Task instructions ->
Find the lines holding the word "tapered" and collect them.

Stored dataset items ->
====
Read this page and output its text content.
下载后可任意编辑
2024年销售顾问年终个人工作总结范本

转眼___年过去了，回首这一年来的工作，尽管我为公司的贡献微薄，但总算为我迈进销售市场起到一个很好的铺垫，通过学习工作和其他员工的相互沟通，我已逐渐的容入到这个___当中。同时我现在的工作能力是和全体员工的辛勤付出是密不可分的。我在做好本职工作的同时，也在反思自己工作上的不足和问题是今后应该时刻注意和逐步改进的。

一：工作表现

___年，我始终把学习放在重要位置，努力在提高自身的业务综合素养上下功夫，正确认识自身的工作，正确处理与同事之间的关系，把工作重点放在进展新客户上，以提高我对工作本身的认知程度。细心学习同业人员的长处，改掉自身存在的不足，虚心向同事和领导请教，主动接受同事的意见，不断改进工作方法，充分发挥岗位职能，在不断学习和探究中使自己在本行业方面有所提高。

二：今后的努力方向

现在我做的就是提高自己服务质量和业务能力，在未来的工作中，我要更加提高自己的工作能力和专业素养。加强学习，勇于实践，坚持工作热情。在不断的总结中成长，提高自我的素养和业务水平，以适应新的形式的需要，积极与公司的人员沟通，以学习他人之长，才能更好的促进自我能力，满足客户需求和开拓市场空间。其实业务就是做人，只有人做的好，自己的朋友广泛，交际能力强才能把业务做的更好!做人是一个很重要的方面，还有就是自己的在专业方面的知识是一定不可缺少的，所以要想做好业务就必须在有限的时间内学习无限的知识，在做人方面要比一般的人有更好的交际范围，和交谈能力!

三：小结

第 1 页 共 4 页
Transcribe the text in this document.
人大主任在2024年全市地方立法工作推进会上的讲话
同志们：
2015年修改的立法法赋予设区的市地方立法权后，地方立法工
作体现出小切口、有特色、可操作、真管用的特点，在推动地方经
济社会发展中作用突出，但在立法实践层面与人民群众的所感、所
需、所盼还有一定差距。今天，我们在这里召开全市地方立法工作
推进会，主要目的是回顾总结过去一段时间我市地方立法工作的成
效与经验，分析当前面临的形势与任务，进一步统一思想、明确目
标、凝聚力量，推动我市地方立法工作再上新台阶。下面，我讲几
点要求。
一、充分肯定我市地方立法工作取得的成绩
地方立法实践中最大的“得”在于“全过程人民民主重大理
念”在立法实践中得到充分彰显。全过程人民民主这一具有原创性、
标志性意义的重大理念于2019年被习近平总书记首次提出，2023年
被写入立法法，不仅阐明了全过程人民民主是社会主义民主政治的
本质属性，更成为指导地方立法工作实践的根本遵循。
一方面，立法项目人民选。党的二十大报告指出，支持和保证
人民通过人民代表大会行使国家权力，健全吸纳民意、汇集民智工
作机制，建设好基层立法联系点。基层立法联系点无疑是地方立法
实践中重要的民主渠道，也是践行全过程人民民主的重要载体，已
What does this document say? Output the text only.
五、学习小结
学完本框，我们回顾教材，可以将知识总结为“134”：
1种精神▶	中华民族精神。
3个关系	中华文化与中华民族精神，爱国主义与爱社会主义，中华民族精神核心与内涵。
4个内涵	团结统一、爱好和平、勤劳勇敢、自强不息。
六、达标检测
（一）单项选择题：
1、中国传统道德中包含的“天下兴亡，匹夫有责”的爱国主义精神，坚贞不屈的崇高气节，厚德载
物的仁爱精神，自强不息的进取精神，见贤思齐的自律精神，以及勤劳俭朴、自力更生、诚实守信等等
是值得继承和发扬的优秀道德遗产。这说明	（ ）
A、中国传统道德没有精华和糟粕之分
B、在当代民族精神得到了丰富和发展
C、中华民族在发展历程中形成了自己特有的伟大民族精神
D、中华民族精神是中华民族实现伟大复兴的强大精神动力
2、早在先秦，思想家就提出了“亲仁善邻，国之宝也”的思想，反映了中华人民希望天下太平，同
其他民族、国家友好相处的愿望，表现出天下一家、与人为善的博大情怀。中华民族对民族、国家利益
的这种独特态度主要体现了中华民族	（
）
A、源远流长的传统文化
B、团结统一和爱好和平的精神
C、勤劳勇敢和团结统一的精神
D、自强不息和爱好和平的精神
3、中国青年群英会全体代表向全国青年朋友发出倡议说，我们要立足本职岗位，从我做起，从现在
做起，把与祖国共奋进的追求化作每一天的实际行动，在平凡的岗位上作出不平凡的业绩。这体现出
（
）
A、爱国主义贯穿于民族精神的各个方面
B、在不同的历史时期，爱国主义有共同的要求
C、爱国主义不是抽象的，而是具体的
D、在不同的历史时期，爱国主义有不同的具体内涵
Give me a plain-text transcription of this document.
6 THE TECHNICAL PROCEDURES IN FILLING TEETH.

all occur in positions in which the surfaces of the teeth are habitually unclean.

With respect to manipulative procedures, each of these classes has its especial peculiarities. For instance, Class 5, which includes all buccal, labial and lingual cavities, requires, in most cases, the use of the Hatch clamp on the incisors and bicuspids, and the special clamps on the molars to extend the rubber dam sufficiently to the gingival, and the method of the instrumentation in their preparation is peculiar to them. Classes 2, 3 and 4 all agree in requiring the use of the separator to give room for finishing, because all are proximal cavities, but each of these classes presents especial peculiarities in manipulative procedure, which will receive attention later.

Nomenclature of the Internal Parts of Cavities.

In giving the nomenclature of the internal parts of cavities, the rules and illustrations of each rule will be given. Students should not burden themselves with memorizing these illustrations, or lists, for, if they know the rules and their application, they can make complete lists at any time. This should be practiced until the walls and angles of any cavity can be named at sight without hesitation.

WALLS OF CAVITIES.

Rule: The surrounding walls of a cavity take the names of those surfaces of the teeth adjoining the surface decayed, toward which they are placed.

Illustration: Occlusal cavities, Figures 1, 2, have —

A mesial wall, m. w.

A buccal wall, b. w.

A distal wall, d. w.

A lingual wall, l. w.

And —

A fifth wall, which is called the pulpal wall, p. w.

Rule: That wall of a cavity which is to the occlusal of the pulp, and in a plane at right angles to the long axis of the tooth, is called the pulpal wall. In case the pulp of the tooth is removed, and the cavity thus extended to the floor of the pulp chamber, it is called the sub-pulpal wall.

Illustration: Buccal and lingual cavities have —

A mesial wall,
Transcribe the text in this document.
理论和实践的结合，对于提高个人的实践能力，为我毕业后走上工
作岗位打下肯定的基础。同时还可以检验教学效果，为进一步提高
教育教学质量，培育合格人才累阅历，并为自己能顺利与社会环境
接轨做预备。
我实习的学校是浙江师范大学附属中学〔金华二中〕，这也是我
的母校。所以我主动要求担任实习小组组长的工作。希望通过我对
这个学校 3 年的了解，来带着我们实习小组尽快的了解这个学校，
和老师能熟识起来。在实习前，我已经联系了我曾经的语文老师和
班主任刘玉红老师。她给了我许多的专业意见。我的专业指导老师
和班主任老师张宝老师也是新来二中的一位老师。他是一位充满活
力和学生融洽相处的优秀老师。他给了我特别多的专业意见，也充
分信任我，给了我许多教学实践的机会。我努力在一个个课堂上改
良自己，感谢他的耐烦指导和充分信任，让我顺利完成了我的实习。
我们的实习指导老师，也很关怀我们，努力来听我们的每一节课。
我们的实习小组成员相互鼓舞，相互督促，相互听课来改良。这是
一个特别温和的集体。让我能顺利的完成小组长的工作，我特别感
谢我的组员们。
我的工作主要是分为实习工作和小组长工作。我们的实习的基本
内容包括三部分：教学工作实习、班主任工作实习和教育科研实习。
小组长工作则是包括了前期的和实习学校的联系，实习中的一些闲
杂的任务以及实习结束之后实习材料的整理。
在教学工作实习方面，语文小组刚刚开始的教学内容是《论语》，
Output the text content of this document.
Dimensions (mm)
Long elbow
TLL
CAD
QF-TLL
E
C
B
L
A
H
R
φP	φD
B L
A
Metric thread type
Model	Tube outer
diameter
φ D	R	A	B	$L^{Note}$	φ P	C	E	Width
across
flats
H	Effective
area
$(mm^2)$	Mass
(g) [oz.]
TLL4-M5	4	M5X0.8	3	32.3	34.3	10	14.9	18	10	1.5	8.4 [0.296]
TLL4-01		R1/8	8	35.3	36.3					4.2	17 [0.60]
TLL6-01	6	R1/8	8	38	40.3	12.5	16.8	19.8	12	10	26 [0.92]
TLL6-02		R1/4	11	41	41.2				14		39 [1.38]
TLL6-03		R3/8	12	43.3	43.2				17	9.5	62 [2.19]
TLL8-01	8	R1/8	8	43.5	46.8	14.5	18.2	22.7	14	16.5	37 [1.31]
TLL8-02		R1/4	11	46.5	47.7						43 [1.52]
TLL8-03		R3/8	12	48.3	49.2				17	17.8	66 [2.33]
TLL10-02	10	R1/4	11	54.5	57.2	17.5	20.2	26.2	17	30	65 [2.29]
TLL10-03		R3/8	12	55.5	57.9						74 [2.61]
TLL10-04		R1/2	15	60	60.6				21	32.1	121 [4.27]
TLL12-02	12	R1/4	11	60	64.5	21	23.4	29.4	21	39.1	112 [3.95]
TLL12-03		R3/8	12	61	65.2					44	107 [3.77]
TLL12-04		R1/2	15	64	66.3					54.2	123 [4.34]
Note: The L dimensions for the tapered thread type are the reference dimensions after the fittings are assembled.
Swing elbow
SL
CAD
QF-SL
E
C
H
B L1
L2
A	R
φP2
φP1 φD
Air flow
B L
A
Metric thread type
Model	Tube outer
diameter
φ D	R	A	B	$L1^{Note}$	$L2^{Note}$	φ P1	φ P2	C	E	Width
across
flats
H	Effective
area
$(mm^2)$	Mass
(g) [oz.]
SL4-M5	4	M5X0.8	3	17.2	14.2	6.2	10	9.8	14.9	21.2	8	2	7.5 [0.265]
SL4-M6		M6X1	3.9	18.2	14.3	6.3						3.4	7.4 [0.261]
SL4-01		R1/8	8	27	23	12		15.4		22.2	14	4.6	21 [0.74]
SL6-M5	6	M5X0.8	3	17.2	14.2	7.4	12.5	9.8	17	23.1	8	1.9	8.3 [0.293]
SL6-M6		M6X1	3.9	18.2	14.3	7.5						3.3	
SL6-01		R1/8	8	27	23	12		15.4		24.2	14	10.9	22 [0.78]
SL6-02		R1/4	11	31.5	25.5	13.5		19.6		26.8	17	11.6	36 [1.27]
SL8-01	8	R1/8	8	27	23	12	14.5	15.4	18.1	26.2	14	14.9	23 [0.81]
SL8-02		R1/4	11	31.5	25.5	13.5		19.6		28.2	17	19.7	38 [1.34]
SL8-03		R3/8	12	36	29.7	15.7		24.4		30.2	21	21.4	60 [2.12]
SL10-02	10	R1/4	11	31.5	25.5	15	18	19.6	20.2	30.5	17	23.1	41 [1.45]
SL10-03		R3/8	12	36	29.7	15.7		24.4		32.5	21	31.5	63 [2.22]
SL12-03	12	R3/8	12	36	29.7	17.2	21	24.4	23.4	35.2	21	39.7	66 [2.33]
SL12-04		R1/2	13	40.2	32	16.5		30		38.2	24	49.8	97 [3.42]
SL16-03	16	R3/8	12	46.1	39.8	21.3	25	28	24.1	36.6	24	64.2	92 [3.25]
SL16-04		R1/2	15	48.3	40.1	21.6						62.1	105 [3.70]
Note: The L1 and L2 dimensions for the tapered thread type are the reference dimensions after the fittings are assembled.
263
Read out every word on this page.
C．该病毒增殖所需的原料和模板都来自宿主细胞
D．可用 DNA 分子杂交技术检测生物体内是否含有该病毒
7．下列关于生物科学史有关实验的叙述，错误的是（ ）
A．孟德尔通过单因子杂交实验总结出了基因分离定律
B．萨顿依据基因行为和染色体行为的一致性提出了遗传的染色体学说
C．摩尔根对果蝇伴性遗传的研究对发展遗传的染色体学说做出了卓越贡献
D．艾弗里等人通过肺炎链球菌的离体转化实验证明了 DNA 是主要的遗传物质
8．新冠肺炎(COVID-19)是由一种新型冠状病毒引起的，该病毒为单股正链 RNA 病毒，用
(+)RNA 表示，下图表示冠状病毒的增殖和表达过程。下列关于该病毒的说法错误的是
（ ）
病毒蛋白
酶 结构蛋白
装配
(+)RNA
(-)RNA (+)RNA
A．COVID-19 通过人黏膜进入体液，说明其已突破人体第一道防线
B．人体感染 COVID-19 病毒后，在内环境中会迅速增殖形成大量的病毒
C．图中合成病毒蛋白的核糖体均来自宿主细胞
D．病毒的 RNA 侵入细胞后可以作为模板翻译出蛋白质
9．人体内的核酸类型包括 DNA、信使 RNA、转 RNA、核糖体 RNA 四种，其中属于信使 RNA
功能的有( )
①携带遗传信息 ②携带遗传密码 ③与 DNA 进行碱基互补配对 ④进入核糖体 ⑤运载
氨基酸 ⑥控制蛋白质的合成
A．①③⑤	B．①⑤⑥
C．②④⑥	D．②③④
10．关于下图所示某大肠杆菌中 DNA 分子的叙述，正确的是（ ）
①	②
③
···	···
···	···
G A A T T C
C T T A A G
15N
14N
====
Expected output ->
Note: The L dimensions for the tapered thread type are the reference dimensions after the fittings are assembled.
Note: The L1 and L2 dimensions for the tapered thread type are the reference dimensions after the fittings are assembled.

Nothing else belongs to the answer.